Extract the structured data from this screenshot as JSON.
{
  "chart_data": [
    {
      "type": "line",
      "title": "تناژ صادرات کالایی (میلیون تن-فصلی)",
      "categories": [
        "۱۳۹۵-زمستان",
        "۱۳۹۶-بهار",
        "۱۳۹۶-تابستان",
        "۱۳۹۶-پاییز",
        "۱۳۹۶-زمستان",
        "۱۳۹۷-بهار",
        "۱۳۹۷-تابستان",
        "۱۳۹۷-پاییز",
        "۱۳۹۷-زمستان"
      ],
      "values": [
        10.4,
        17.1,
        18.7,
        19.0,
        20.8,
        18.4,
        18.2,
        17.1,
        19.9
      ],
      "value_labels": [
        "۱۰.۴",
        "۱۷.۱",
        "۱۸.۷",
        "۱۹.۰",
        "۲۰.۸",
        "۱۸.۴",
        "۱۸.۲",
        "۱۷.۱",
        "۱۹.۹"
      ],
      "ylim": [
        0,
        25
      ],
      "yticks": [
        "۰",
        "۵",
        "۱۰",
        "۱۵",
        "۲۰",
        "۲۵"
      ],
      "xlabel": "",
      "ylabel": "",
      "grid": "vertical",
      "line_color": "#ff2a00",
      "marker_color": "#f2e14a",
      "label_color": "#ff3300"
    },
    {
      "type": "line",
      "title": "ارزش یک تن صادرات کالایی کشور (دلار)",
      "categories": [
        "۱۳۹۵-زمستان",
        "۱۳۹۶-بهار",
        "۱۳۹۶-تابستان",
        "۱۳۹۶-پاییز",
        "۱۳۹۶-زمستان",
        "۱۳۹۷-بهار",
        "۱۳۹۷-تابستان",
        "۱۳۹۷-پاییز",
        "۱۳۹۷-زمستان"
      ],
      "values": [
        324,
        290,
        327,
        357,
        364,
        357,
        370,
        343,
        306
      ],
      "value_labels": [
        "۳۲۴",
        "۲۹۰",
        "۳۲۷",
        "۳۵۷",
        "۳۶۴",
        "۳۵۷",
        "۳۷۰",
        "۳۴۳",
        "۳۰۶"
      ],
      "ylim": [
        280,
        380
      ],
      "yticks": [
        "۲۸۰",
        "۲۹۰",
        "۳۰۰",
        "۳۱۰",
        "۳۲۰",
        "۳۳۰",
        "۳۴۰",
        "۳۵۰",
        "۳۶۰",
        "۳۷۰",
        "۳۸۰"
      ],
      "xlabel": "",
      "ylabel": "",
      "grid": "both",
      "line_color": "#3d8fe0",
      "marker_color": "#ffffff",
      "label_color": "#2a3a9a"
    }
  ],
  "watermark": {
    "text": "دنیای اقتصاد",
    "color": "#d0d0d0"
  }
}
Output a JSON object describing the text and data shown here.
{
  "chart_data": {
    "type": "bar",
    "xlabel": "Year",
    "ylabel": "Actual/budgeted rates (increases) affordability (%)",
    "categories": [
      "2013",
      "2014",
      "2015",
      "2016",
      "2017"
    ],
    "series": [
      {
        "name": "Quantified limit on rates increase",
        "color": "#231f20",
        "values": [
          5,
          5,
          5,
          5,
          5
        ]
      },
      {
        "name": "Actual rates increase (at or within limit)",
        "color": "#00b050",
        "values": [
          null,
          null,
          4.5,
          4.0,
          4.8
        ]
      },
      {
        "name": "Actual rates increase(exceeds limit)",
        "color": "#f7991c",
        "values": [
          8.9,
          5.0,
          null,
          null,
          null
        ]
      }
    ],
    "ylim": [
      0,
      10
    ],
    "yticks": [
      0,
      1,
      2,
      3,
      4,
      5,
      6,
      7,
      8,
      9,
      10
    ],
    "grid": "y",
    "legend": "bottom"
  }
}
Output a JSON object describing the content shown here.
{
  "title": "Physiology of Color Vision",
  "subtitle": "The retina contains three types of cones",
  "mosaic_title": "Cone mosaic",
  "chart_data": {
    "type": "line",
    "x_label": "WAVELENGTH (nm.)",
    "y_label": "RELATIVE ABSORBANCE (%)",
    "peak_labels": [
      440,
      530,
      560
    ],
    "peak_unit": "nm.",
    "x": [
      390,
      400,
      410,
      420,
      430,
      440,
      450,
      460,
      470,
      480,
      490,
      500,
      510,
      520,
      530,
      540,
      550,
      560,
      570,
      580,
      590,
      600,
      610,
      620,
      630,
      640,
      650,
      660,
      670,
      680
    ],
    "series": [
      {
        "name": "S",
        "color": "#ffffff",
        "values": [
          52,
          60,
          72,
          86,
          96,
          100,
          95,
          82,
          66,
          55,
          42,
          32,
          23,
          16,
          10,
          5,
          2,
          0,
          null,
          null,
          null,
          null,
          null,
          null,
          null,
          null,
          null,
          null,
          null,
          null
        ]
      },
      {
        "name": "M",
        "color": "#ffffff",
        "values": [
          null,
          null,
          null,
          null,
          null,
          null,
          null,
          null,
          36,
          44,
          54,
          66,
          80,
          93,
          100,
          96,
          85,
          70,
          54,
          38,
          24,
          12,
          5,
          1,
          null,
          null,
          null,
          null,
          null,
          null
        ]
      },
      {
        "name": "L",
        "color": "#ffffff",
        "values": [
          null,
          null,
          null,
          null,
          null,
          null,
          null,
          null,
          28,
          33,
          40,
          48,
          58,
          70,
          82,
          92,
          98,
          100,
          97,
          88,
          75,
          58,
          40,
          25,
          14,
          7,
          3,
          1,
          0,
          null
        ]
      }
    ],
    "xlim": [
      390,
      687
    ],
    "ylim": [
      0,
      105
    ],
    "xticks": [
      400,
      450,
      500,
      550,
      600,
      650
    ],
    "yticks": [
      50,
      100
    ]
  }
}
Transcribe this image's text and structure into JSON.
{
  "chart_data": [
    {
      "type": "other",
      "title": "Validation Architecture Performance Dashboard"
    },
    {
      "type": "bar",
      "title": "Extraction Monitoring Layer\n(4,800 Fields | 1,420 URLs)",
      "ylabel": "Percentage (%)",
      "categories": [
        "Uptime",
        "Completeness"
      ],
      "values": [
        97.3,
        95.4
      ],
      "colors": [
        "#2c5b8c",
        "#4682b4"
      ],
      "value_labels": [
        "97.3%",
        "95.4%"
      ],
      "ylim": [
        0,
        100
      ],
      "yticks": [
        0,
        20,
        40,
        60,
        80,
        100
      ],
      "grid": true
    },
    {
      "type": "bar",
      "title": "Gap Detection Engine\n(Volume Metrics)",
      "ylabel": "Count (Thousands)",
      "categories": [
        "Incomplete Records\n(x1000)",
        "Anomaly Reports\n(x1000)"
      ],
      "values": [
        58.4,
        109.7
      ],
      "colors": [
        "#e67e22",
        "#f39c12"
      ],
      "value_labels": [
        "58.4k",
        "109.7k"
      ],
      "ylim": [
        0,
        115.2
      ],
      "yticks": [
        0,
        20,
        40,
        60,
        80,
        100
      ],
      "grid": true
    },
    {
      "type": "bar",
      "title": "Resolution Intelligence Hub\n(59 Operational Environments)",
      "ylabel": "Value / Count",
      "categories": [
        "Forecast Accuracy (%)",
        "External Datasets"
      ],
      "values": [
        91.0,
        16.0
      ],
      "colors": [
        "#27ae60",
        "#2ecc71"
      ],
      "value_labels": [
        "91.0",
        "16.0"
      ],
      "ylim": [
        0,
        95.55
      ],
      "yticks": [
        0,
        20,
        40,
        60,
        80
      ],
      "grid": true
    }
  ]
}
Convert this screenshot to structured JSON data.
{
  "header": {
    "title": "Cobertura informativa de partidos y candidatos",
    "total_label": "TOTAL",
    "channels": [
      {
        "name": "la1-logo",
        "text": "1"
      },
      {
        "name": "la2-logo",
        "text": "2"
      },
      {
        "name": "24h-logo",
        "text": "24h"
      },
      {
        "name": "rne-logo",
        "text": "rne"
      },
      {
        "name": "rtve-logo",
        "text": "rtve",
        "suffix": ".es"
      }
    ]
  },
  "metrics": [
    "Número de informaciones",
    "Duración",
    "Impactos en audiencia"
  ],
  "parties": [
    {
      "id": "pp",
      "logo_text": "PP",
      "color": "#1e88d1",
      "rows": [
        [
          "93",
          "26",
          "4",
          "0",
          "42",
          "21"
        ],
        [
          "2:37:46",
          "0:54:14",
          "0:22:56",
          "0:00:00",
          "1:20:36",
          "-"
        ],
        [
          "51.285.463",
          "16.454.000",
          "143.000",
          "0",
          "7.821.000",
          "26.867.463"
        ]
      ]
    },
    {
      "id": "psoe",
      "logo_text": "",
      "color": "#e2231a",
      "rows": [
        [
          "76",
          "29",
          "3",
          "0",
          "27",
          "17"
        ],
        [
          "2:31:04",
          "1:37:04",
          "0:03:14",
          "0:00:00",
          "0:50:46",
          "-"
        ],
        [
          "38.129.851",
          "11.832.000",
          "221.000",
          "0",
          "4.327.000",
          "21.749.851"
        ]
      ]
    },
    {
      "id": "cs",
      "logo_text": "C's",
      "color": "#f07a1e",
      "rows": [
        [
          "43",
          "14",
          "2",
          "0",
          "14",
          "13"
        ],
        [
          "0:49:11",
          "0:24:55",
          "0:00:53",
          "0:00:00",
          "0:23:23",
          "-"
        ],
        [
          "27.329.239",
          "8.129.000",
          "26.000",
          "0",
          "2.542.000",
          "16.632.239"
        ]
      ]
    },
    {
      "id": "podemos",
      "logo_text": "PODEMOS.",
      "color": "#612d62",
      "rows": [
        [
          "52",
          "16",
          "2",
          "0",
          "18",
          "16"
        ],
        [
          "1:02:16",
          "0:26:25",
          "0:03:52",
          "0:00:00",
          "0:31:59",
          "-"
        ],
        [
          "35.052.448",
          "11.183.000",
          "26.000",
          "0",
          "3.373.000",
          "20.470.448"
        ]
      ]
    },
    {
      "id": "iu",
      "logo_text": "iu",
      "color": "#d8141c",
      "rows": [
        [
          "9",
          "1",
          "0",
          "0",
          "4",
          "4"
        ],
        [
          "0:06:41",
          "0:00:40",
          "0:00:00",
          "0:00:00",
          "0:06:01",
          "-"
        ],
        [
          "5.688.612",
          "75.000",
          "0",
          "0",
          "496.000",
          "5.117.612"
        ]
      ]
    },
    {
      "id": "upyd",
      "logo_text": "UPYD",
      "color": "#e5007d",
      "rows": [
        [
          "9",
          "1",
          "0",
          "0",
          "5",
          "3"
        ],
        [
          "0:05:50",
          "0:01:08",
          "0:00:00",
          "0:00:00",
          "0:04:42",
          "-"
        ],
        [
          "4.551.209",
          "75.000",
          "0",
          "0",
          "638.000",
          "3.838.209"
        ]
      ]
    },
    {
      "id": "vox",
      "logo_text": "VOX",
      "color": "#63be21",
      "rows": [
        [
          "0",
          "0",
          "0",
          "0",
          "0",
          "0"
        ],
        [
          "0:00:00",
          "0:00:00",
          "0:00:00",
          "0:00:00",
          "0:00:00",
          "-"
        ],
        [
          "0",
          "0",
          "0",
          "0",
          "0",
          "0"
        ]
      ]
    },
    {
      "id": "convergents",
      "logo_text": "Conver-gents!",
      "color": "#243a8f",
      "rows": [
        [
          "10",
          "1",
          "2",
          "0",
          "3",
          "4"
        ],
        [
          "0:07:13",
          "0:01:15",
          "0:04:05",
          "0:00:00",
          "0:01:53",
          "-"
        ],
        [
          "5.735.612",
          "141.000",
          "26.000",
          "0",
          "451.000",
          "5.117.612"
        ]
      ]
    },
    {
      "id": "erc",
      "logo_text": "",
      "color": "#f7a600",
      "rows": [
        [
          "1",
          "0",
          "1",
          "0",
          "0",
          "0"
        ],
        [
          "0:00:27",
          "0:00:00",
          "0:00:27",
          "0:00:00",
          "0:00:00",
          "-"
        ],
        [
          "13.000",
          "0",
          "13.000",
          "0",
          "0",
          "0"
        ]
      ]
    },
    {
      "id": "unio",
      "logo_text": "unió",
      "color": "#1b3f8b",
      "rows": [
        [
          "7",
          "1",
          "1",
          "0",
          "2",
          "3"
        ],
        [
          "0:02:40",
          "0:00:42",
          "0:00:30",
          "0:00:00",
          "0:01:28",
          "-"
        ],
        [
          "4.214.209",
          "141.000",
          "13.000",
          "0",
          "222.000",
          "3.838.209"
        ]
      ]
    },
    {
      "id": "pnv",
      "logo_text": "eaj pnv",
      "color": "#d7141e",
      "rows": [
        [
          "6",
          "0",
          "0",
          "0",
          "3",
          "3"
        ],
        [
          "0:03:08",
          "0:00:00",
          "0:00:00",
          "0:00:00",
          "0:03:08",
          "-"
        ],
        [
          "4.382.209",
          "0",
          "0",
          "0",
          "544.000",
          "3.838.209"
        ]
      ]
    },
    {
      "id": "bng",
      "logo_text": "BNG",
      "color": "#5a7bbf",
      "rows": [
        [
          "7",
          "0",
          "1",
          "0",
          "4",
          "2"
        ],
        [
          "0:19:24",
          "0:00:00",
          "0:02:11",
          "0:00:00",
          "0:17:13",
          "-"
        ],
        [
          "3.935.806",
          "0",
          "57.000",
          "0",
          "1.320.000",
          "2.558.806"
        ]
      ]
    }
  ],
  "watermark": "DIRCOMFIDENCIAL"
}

-- -- --

→ TASK DESCRIPTION
In the records, locate each line holding the string "Count" and copy it.

→ SOLVED EXERCISE
      "ylabel": "Count (Thousands)",
      "ylabel": "Value / Count",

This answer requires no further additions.